• Challenge 1:
Write out the infrastructure-as-code passage in full, word for word.

2 · Infrastructure as Code, container & deploy

The whole environment is declarative: one terraform apply creates the network, load balancer, container service, database and cache. Nothing is clicked in a console, so the environment is reproducible and drift is detectable (see the IaC drift demo).

main.tf — network, load balancer & autoscaling app service (Terraform / AWS)

terraform {
  required_version = ">= 1.6.0"
  required_providers {
    aws = { source = "hashicorp/aws", version = "~> 5.40" }
  }
  backend "s3" {                 # remote state => team-safe, lockable
    bucket = "photoshare-tfstate"
    key    = "prod/terraform.tfstate"
    region = "eu-west-1"
    dynamodb_table = "tf-locks"  # state locking prevents concurrent applies
  }
}

provider "aws" { region = "eu-west-1" }

# --- networking: one VPC, public + private subnets in 2 AZs ----------
module "vpc" {
  source             = "terraform-aws-modules/vpc/aws"
  version            = "~> 5.8"
  name               = "photoshare"
  cidr               = "10.0.0.0/16"

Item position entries
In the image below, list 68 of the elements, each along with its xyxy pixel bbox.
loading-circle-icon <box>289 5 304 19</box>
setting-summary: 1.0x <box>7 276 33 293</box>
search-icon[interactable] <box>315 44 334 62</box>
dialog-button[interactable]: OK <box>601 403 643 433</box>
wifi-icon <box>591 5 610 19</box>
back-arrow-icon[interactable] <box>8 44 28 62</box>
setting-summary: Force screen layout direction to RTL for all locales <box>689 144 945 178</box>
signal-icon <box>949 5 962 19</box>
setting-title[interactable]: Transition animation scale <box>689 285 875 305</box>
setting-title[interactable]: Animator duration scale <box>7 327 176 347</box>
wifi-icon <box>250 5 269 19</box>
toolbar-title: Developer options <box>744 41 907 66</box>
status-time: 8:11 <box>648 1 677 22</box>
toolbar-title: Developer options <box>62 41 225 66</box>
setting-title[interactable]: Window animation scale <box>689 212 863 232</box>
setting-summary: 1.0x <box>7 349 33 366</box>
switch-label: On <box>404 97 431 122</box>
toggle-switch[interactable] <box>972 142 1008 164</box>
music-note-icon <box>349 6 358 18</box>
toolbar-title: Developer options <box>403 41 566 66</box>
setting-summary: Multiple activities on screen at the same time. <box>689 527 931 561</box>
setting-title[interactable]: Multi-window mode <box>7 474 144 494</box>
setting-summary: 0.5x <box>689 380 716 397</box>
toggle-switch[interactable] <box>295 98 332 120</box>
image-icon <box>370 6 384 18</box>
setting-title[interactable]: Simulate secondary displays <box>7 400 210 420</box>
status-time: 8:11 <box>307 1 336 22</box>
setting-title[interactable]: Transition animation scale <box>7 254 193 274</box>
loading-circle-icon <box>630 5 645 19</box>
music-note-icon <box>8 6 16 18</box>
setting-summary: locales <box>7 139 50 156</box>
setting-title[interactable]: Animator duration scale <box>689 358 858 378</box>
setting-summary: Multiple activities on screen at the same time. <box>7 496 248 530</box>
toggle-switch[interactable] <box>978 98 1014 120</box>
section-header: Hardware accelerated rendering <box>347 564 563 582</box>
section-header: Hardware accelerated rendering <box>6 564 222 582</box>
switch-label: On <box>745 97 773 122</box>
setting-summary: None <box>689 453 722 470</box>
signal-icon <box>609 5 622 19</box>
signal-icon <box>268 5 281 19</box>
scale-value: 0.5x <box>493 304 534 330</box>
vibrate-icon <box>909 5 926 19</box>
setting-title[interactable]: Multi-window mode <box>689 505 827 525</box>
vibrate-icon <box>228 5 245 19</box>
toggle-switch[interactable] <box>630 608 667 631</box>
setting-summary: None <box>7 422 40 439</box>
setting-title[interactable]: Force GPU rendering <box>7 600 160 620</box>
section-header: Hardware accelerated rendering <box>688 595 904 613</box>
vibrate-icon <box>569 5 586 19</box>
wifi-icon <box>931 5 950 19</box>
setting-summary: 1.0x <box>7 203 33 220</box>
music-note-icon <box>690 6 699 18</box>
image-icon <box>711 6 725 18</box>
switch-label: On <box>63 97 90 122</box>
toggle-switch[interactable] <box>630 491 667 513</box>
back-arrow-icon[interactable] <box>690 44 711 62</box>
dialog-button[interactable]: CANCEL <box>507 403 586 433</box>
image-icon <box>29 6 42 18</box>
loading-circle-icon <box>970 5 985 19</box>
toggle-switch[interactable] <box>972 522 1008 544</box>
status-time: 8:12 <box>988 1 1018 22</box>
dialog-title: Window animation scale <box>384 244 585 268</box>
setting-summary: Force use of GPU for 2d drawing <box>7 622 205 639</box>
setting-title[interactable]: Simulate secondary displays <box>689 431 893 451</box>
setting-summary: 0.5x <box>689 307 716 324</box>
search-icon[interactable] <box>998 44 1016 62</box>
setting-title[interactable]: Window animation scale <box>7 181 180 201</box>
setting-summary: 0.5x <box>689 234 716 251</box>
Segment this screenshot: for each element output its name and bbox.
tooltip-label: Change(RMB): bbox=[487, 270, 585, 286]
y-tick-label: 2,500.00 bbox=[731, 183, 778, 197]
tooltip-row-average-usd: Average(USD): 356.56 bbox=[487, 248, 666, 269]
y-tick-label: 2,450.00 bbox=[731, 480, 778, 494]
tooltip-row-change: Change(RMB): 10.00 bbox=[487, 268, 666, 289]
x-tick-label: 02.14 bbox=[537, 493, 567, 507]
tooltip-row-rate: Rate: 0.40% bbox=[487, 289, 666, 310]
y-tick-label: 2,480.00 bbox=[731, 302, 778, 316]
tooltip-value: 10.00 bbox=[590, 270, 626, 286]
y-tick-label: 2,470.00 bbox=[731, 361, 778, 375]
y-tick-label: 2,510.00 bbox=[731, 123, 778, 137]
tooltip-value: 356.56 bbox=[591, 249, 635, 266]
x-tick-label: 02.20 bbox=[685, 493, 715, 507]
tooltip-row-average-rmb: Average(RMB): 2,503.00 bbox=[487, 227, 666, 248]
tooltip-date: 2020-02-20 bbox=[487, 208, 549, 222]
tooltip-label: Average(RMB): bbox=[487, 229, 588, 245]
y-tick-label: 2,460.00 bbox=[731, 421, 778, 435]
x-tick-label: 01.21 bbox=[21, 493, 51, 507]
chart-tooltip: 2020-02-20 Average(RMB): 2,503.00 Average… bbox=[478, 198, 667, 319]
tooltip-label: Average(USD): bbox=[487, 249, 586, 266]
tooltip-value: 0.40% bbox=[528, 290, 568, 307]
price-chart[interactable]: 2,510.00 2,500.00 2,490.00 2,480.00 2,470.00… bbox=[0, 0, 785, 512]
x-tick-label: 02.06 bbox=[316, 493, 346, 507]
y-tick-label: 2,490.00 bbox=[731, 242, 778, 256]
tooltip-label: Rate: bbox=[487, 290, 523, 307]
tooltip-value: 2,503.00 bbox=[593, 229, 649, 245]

• Challenge 2:
Change every "setting-summary" to "setting-subtitle" in the rows from the first row up to and including the line with "switch-label: On <box>404 97 431 122</box>". Return only those lines, with everything else unchanged.

• Correct answer 1:
2 · Infrastructure as Code, container & deploy

The whole environment is declarative: one terraform apply creates the network, load balancer, container service, database and cache. Nothing is clicked in a console, so the environment is reproducible and drift is detectable (see the IaC drift demo).

main.tf — network, load balancer & autoscaling app service (Terraform / AWS)

terraform {
  required_version = ">= 1.6.0"
  required_providers {
    aws = { source = "hashicorp/aws", version = "~> 5.40" }
  }
  backend "s3" {                 # remote state => team-safe, lockable
    bucket = "photoshare-tfstate"
    key    = "prod/terraform.tfstate"
    region = "eu-west-1"
    dynamodb_table = "tf-locks"  # state locking prevents concurrent applies
  }
}

provider "aws" { region = "eu-west-1" }

# --- networking: one VPC, public + private subnets in 2 AZs ----------
module "vpc" {
  source             = "terraform-aws-modules/vpc/aws"
  version            = "~> 5.8"
  name               = "photoshare"
  cidr               = "10.0.0.0/16"

• Correct answer 2:
In the image below, list 68 of the elements, each along with its xyxy pixel bbox.
loading-circle-icon <box>289 5 304 19</box>
setting-subtitle: 1.0x <box>7 276 33 293</box>
search-icon[interactable] <box>315 44 334 62</box>
dialog-button[interactable]: OK <box>601 403 643 433</box>
wifi-icon <box>591 5 610 19</box>
back-arrow-icon[interactable] <box>8 44 28 62</box>
setting-subtitle: Force screen layout direction to RTL for all locales <box>689 144 945 178</box>
signal-icon <box>949 5 962 19</box>
setting-title[interactable]: Transition animation scale <box>689 285 875 305</box>
setting-title[interactable]: Animator duration scale <box>7 327 176 347</box>
wifi-icon <box>250 5 269 19</box>
toolbar-title: Developer options <box>744 41 907 66</box>
status-time: 8:11 <box>648 1 677 22</box>
toolbar-title: Developer options <box>62 41 225 66</box>
setting-title[interactable]: Window animation scale <box>689 212 863 232</box>
setting-subtitle: 1.0x <box>7 349 33 366</box>
switch-label: On <box>404 97 431 122</box>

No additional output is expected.